***** PROVIDED RECORDS *****
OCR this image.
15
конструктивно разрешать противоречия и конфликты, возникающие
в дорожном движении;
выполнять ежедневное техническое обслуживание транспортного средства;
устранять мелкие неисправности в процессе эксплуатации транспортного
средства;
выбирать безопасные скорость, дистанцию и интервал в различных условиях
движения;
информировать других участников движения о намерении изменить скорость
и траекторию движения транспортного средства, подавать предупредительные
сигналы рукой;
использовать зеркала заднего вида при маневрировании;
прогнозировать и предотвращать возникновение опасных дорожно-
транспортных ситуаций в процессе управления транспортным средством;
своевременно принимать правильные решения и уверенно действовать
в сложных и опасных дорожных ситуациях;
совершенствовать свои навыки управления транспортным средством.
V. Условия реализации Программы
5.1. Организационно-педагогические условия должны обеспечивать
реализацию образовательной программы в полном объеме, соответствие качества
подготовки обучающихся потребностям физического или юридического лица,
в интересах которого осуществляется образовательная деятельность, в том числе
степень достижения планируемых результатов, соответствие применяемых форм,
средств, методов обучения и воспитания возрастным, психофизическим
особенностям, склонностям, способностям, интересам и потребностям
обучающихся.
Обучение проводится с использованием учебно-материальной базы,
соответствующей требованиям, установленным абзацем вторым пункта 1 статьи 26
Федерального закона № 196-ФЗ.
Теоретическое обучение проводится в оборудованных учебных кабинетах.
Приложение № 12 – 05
*****
GIVEN INSTRUCTION.
Check each line of the entries above, and show every one holding the word "движения".

FINAL RESULT.
движения;
информировать других участников движения о намерении изменить скорость
и траекторию движения транспортного средства, подавать предупредительные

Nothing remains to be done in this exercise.